>>

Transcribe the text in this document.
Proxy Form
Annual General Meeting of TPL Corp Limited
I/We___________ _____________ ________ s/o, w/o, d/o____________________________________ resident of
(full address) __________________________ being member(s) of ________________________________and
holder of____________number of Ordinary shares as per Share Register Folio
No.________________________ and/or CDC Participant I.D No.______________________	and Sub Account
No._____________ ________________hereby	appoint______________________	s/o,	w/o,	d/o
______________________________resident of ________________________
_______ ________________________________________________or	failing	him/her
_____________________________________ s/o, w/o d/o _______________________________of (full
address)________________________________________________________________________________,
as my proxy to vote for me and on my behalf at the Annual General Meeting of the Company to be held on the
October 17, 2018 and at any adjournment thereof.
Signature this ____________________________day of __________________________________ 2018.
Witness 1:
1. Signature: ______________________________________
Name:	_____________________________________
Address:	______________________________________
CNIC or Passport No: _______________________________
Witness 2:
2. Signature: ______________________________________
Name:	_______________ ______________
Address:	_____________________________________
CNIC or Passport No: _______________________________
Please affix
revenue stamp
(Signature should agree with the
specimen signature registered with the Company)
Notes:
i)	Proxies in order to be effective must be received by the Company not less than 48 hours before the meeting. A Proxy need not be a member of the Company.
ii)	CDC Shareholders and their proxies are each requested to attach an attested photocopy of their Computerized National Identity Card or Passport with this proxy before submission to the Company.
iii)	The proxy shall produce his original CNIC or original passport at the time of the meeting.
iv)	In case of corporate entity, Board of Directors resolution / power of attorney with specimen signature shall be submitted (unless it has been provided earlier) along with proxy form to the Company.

<<
>>

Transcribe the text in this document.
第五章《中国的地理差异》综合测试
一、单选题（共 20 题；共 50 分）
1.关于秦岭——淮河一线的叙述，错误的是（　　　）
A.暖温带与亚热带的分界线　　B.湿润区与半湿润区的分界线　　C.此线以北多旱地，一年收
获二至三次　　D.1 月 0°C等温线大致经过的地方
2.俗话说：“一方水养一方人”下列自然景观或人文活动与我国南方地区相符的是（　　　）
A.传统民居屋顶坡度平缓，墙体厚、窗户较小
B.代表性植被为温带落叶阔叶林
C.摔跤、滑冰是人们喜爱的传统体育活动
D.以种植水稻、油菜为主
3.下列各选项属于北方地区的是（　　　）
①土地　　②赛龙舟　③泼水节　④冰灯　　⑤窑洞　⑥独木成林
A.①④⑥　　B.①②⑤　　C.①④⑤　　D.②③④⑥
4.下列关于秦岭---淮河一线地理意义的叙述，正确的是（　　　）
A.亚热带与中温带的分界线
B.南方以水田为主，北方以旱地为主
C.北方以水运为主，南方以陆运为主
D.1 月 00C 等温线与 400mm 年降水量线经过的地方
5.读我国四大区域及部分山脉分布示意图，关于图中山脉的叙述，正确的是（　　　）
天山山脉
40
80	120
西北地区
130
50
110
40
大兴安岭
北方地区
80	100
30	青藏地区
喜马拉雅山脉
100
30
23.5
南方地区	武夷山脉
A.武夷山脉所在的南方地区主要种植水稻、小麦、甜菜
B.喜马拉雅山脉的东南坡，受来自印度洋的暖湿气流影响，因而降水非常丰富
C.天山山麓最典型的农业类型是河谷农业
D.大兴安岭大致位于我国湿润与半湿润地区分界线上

<<

:: STATED PROBLEM ::
From the listing, copy each line containing the word "with".

:: REPLY ::
(Signature should agree with the
specimen signature registered with the Company)
ii)	CDC Shareholders and their proxies are each requested to attach an attested photocopy of their Computerized National Identity Card or Passport with this proxy before submission to the Company.
iv)	In case of corporate entity, Board of Directors resolution / power of attorney with specimen signature shall be submitted (unless it has been provided earlier) along with proxy form to the Company.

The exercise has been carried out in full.